§ WHAT IS NEEDED: Each line holding the word "sublabel" counts once; give the total and nothing more.

§ MATERIALS PROVIDED:
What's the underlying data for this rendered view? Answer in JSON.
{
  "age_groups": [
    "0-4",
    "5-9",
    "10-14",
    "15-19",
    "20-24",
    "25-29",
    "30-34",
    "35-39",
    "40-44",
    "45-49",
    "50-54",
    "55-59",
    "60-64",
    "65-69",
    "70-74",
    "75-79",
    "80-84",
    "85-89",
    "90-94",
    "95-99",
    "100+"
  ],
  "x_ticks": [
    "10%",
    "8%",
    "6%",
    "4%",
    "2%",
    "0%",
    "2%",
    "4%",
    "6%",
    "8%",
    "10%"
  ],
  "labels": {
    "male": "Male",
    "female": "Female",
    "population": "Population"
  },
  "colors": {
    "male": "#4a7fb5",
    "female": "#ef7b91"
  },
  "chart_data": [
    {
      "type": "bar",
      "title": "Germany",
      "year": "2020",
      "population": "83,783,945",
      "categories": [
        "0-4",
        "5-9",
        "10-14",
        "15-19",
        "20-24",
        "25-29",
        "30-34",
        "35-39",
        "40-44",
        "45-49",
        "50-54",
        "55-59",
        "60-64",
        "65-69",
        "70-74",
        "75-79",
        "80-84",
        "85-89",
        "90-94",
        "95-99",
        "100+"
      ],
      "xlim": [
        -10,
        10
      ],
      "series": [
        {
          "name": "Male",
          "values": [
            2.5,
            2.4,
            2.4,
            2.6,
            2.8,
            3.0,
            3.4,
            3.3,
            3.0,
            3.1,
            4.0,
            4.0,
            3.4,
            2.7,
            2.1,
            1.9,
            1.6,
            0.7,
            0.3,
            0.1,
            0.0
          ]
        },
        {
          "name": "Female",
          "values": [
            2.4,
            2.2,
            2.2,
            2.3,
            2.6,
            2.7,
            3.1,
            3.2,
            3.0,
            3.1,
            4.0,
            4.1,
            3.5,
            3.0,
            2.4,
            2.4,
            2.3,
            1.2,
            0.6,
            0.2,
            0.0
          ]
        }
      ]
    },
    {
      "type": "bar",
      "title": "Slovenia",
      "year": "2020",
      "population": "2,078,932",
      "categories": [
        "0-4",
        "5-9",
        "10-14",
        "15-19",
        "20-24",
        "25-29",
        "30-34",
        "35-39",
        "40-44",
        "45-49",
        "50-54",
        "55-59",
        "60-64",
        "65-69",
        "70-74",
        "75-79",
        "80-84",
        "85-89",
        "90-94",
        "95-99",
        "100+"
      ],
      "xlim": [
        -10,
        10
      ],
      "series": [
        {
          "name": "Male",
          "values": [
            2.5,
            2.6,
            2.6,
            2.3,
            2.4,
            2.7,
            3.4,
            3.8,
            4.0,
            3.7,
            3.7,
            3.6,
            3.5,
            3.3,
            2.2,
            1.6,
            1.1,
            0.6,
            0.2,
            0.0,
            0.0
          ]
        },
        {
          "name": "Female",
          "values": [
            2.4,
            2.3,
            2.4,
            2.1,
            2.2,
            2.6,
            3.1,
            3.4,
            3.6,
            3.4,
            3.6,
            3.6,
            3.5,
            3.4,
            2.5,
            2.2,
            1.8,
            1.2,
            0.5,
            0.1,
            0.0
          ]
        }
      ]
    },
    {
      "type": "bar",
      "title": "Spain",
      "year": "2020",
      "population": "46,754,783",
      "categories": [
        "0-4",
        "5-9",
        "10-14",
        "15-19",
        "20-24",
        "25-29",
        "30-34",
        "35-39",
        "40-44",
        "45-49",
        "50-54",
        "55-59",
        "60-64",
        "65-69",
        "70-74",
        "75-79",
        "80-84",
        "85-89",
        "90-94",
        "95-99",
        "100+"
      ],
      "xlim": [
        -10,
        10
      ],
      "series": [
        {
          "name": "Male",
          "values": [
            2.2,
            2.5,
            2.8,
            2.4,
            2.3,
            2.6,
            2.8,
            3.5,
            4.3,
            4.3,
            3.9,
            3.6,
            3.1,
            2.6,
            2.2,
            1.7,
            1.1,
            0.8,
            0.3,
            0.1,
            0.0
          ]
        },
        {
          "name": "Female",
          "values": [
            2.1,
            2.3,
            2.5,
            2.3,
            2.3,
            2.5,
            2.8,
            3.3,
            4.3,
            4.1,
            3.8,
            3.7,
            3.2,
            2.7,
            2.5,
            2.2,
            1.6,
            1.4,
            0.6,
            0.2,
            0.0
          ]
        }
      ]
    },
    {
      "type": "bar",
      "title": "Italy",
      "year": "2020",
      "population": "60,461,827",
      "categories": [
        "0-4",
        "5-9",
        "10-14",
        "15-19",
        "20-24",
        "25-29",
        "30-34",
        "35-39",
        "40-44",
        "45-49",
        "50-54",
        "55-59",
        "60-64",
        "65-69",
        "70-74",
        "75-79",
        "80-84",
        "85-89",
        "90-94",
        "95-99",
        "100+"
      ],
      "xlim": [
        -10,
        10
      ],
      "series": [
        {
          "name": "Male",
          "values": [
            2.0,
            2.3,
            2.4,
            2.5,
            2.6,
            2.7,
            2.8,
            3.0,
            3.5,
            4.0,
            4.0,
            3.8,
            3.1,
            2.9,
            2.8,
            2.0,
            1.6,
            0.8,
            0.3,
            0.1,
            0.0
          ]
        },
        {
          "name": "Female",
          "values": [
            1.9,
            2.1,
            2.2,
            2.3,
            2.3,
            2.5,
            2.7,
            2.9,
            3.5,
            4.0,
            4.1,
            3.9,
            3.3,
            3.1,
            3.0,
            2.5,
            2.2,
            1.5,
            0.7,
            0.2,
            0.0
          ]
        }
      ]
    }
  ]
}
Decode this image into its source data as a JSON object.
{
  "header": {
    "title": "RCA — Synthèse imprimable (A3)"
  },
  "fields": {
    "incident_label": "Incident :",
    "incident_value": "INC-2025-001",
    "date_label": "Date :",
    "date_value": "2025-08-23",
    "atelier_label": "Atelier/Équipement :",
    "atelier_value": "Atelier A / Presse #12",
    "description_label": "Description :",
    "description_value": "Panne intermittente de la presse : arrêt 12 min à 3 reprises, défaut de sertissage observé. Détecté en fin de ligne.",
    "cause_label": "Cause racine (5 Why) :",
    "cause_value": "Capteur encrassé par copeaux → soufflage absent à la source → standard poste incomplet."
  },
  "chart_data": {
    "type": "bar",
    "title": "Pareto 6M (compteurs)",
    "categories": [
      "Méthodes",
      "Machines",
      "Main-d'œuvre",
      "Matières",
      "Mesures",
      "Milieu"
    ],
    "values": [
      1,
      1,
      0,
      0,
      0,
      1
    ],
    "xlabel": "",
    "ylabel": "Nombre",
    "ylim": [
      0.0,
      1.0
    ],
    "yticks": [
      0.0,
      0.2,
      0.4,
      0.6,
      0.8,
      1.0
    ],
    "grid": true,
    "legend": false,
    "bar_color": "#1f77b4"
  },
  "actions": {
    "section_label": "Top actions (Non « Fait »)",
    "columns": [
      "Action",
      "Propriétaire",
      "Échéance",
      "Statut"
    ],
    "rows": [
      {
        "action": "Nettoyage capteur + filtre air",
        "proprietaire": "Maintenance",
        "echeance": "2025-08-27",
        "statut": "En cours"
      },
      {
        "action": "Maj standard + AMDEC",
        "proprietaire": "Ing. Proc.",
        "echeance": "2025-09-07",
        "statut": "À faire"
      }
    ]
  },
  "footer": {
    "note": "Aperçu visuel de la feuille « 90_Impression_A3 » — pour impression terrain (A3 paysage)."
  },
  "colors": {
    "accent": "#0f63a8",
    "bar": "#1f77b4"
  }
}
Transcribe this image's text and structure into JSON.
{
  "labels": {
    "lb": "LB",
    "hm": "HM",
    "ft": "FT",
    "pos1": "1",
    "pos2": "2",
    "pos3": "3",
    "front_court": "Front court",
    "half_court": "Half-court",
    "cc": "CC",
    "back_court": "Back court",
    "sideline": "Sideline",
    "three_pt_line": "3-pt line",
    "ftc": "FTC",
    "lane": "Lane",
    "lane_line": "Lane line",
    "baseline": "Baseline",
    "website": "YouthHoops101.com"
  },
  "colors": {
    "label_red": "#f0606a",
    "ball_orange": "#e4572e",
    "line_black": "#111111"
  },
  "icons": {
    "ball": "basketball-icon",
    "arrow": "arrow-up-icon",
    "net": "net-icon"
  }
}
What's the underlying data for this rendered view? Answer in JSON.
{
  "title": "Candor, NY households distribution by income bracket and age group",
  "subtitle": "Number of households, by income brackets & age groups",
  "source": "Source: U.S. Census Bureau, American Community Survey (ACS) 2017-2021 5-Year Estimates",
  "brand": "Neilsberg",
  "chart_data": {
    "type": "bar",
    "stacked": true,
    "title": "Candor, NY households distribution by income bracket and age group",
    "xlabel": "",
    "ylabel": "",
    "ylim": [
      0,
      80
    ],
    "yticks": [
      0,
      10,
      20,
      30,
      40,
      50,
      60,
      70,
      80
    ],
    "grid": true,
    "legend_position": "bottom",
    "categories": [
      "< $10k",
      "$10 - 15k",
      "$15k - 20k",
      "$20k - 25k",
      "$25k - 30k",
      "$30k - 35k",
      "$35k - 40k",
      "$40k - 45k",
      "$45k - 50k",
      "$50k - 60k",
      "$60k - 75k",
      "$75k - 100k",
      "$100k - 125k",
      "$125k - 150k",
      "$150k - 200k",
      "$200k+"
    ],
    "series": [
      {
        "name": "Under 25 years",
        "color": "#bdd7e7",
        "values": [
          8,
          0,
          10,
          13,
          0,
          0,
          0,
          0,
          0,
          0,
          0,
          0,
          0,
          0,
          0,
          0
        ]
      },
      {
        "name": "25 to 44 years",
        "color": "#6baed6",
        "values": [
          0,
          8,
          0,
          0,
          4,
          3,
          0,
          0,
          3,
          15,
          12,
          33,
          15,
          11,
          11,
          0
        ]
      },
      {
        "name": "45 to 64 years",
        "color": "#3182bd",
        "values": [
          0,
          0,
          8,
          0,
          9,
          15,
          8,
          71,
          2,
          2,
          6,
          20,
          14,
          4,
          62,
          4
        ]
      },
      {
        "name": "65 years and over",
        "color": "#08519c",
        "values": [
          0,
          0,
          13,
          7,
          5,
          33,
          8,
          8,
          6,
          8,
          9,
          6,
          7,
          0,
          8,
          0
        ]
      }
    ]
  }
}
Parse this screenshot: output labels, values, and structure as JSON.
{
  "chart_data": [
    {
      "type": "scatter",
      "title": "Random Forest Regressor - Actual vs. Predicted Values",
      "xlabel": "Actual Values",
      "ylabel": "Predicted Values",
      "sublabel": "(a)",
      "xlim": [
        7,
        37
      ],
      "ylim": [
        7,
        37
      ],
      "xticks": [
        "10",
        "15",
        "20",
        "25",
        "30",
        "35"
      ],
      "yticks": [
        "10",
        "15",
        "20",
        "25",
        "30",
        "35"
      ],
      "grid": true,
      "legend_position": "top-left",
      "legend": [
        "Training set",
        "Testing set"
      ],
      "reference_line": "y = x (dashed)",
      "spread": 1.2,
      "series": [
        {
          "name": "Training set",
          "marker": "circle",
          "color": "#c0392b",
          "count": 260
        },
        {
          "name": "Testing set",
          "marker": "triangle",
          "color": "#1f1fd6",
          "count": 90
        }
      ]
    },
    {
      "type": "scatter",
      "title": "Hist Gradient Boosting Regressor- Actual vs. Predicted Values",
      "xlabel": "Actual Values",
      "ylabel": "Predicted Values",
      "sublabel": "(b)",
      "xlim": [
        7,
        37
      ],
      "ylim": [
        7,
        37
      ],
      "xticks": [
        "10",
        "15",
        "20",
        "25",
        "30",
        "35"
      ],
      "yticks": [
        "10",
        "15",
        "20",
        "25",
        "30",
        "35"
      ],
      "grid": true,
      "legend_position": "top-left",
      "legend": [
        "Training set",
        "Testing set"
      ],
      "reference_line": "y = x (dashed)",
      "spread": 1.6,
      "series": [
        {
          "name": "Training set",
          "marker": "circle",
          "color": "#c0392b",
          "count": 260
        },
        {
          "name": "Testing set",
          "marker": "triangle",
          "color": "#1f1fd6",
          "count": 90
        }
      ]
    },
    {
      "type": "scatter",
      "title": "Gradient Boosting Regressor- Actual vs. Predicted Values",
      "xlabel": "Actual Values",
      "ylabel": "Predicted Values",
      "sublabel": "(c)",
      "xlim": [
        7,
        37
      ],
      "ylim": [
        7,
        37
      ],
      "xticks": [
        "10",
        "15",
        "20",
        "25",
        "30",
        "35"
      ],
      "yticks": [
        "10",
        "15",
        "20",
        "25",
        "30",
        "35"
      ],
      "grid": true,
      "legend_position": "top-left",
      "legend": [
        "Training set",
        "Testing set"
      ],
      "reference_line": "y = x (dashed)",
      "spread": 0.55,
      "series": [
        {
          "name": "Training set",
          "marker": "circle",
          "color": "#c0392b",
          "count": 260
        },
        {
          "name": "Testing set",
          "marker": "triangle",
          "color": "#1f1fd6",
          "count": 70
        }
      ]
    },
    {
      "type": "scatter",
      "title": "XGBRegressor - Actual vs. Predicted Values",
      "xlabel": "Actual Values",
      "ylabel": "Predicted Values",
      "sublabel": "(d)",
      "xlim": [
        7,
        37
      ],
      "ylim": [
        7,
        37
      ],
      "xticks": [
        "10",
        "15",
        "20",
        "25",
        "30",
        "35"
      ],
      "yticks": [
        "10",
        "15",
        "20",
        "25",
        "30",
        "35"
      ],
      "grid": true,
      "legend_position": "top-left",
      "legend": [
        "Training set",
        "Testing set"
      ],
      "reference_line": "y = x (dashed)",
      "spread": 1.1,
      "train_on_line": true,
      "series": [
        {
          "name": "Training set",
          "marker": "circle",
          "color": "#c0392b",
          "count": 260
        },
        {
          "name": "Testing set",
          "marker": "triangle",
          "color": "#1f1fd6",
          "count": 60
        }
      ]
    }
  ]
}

§ WRITTEN SOLUTION: 4